(Dataset items)
---------------

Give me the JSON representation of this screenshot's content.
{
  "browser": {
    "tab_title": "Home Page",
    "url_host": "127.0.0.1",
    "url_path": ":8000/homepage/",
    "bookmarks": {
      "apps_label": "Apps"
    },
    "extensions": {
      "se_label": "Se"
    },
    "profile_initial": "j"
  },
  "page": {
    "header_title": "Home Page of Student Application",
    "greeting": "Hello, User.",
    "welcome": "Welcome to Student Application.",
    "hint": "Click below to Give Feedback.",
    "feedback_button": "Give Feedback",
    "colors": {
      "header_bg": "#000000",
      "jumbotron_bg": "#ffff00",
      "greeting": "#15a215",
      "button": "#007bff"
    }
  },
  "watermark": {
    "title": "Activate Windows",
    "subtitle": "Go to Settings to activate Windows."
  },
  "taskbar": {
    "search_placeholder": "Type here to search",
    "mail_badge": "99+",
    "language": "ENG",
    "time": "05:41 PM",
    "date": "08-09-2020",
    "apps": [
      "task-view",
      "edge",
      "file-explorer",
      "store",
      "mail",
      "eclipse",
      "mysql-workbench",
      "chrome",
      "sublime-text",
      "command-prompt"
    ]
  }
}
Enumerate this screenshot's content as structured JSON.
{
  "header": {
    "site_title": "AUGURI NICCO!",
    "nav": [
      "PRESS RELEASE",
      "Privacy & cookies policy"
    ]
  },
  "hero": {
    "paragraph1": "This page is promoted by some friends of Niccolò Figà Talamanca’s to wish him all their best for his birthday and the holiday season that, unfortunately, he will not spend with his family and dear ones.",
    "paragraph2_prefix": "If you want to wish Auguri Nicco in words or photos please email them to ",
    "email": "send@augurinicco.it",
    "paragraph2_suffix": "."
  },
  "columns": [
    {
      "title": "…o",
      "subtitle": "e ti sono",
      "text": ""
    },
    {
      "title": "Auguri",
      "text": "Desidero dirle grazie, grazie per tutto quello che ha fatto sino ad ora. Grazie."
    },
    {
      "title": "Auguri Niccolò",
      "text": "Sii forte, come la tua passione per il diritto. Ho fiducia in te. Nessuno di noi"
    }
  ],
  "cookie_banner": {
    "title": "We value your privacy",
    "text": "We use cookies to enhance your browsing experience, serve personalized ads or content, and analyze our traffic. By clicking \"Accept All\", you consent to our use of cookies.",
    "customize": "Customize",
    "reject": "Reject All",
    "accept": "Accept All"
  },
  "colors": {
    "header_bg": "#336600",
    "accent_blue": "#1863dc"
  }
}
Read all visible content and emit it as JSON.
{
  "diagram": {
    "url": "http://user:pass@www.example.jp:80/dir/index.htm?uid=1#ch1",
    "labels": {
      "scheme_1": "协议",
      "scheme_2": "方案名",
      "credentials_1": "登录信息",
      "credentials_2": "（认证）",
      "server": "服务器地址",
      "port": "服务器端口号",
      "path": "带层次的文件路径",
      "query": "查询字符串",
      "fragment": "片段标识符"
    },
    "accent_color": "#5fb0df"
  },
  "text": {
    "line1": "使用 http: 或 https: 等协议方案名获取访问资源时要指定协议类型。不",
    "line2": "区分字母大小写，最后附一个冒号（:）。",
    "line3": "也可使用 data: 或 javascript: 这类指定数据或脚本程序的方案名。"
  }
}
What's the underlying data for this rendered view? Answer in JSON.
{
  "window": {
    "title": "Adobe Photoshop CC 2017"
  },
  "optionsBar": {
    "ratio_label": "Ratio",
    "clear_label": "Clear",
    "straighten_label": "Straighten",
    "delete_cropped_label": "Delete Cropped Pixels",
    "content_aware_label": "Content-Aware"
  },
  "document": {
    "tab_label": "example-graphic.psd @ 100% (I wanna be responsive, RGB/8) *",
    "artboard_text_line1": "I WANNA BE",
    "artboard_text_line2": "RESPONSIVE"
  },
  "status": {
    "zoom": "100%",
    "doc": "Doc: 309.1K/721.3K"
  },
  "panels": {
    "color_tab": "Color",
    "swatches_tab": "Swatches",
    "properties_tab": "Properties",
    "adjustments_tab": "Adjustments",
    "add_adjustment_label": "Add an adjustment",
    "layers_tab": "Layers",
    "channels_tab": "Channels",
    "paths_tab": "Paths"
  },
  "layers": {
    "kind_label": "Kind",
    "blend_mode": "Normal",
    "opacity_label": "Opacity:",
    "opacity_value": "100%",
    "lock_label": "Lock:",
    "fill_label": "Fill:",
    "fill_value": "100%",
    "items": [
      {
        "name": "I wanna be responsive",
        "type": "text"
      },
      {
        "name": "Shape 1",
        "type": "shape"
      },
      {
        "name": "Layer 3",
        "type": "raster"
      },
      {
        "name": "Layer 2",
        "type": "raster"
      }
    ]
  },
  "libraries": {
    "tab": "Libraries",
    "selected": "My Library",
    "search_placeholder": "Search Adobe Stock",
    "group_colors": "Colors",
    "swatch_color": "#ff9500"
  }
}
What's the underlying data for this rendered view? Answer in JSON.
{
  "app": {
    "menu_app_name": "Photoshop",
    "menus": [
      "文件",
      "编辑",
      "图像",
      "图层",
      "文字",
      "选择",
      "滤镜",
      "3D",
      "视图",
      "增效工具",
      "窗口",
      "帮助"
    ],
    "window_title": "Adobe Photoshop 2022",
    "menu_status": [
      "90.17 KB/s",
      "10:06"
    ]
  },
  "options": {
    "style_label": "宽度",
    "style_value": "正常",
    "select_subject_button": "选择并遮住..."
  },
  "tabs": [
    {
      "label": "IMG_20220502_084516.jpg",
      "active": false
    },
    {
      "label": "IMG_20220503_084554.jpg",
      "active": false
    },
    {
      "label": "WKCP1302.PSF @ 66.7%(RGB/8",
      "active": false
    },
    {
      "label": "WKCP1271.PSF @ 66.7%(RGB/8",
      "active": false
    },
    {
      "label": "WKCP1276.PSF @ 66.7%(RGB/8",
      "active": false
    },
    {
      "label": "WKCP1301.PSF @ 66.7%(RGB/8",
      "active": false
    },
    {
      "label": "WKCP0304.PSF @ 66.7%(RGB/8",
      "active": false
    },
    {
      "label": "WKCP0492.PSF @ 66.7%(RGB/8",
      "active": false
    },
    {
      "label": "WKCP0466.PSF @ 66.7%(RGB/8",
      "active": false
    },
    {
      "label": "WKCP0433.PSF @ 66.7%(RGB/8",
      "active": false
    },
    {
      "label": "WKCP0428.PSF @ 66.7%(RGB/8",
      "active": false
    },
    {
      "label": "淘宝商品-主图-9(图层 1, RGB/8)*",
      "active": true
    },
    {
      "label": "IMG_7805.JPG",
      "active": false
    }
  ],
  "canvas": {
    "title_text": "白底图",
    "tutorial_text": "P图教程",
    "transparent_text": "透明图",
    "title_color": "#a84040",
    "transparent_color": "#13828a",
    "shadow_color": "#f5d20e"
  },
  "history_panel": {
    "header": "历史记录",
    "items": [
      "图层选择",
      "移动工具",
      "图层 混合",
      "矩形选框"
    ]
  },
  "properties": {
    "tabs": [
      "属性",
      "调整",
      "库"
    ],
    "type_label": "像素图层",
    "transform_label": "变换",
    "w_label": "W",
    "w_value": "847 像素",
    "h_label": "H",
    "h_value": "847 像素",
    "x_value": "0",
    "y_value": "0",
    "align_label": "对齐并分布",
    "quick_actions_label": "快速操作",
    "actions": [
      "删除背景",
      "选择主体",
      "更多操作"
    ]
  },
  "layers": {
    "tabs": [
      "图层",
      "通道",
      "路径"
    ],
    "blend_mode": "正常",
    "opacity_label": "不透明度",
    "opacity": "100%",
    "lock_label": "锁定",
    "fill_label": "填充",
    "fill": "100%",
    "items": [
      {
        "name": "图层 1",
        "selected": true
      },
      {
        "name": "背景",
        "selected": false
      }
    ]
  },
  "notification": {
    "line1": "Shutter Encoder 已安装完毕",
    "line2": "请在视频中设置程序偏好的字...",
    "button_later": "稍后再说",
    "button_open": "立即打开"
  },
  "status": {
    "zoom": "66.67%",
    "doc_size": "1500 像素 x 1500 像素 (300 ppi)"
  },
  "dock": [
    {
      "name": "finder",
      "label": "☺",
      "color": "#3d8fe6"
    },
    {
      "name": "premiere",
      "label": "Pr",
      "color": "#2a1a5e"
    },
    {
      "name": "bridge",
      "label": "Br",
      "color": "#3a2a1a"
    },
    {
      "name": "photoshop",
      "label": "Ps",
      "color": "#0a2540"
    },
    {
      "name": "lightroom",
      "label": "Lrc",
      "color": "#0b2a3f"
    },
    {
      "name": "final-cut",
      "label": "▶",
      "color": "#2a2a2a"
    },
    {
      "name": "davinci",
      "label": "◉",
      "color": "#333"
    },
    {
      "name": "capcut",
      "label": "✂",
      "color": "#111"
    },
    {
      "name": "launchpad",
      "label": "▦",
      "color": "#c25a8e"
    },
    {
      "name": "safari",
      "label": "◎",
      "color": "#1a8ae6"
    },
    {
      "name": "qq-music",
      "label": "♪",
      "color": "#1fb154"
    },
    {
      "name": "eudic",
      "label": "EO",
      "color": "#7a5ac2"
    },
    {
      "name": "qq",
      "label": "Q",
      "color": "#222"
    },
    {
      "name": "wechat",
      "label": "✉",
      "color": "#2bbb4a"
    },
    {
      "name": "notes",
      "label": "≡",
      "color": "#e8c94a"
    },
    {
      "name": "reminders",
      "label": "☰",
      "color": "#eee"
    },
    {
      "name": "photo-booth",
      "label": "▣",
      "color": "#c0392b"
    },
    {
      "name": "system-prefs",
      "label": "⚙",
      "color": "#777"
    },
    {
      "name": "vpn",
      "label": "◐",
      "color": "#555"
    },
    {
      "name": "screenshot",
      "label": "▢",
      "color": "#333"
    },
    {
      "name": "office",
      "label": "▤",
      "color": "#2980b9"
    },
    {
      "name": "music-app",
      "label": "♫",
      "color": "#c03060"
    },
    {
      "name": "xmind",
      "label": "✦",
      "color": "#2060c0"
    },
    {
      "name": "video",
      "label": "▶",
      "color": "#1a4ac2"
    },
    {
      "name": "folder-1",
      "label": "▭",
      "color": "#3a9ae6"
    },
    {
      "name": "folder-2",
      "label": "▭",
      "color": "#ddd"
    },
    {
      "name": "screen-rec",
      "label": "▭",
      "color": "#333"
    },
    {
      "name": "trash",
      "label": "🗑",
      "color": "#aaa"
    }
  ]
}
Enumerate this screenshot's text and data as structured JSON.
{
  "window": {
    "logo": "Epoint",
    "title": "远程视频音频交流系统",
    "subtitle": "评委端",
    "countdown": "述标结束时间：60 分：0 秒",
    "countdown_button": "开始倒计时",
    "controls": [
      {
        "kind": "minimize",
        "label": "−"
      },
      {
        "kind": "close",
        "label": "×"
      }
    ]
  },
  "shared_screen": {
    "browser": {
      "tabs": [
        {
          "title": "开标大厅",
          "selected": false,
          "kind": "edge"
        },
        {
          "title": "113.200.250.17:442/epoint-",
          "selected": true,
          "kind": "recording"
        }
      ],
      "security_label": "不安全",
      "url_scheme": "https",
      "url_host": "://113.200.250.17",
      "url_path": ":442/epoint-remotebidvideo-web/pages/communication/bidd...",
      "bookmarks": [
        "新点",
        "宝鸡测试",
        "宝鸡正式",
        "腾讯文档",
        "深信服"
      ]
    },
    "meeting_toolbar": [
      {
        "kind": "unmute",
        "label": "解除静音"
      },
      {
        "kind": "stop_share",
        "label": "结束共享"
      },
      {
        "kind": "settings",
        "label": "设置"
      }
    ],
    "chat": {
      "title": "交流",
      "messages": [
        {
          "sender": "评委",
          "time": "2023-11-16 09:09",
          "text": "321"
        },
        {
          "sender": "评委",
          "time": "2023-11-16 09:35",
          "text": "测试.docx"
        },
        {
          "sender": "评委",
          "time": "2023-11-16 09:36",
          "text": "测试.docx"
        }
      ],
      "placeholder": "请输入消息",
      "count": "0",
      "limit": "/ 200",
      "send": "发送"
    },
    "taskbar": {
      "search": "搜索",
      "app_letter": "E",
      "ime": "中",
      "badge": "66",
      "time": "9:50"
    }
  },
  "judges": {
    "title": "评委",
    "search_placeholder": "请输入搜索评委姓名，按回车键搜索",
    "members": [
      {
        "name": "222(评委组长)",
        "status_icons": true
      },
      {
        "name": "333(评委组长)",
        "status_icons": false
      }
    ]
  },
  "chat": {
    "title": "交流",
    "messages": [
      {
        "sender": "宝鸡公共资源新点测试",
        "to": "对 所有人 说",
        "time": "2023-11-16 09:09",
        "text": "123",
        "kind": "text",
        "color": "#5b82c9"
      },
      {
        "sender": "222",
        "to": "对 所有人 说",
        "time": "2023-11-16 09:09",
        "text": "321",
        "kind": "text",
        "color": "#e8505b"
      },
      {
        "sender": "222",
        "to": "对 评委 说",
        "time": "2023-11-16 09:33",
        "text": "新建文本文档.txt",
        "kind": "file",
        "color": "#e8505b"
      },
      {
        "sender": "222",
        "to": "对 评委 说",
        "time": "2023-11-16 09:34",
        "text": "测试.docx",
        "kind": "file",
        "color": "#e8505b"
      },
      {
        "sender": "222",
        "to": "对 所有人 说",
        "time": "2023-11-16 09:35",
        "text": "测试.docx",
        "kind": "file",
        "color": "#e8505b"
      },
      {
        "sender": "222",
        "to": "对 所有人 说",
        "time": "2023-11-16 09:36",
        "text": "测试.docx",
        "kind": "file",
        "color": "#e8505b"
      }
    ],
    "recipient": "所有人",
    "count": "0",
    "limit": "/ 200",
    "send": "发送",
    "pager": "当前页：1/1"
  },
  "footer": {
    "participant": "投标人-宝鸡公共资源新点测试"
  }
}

---------------

From the entries above, select each line containing the string "Niccolò".

    "paragraph1": "This page is promoted by some friends of Niccolò Figà Talamanca’s to wish him all their best for his birthday and the holiday season that, unfortunately, he will not spend with his family and dear ones.",
      "title": "Auguri Niccolò",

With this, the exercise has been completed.